*Collected data entries*
>>>>>
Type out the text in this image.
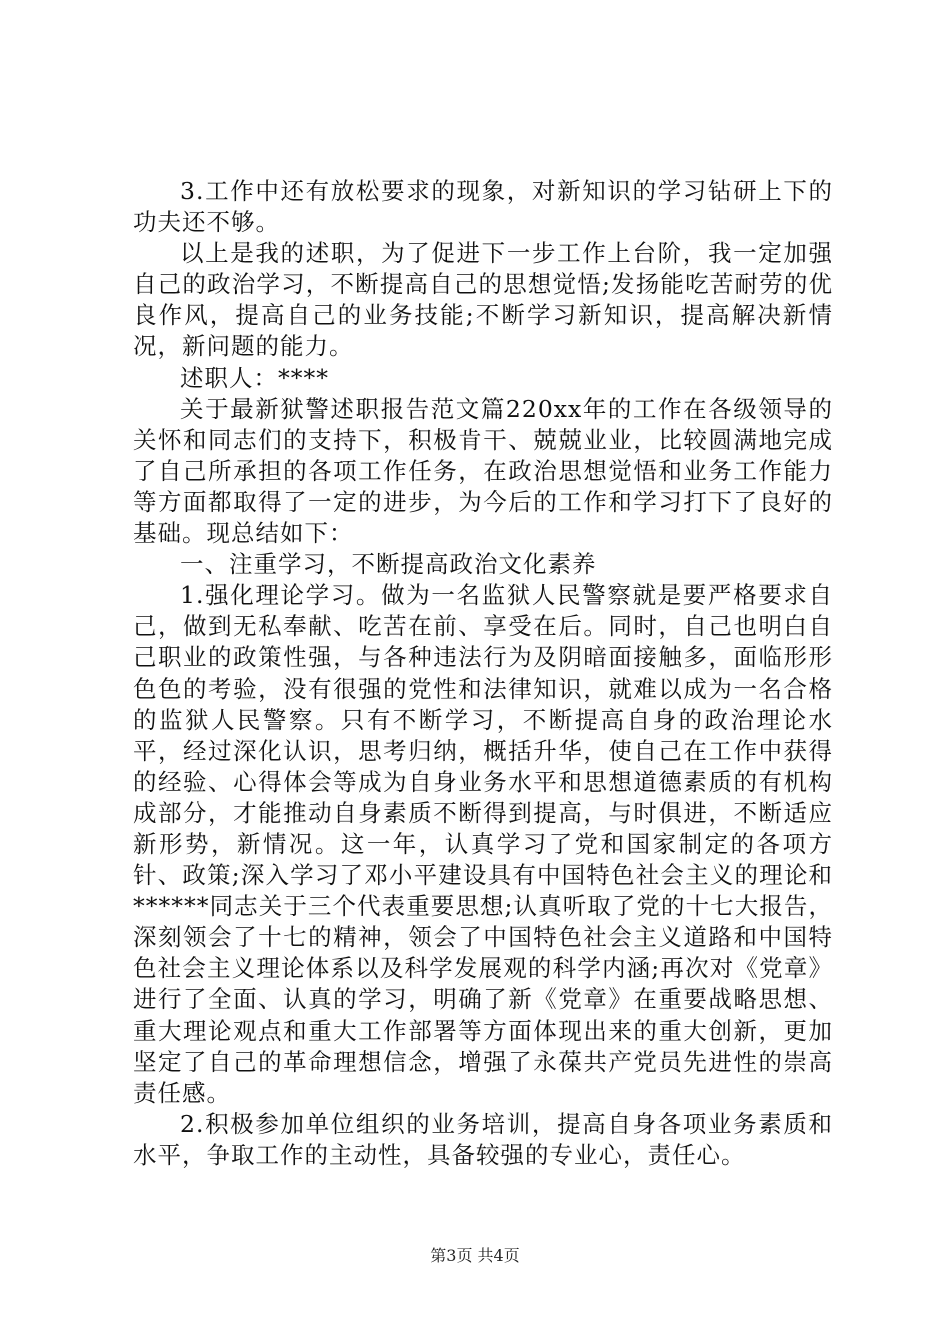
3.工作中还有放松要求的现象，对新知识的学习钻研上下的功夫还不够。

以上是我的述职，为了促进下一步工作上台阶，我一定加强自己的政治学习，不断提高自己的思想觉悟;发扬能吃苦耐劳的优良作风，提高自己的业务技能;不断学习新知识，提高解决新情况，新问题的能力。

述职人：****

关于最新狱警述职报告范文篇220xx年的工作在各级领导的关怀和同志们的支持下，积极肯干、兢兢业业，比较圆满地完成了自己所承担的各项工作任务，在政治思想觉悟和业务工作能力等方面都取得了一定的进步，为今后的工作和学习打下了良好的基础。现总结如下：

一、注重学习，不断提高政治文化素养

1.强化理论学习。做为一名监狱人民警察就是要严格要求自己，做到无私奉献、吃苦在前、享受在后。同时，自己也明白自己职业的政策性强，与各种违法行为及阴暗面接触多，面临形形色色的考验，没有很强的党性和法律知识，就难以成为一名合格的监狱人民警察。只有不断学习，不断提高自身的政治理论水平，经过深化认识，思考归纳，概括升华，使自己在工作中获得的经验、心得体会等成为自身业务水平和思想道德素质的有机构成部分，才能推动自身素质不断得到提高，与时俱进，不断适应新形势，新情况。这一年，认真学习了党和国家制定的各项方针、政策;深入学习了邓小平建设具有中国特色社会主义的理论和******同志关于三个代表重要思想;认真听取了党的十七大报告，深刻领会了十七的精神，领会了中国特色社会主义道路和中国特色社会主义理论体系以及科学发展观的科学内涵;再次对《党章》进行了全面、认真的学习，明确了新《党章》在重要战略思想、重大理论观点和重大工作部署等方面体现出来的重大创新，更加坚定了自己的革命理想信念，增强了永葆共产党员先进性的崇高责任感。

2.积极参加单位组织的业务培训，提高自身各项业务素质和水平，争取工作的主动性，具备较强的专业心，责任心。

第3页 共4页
<<<<<
>>>>>
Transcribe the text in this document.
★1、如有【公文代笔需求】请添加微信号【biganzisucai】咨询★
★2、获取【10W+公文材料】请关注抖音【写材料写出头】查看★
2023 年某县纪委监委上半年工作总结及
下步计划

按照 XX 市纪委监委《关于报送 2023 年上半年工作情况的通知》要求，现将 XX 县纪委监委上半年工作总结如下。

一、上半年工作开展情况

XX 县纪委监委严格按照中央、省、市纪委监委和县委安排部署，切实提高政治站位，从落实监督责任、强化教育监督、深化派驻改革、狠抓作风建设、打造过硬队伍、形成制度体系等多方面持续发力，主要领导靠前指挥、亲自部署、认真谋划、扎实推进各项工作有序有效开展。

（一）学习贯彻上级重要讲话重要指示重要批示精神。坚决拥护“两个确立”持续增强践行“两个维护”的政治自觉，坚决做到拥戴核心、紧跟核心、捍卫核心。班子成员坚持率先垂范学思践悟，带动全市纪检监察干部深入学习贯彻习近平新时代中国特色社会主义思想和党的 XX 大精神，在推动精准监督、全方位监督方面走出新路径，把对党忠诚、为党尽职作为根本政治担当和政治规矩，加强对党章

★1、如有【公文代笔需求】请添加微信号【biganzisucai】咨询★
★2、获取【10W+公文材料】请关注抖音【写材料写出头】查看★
<<<<<
>>>>>
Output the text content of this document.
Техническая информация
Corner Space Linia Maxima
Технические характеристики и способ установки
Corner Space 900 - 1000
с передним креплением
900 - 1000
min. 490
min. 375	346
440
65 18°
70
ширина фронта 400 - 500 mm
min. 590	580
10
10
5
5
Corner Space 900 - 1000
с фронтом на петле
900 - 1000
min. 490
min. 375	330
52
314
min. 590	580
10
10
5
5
<<<<<
*Task*
Copy out each line that contains the word "text".

*The answer*
Type out the text in this image.
Transcribe the text in this document.
Output the text content of this document.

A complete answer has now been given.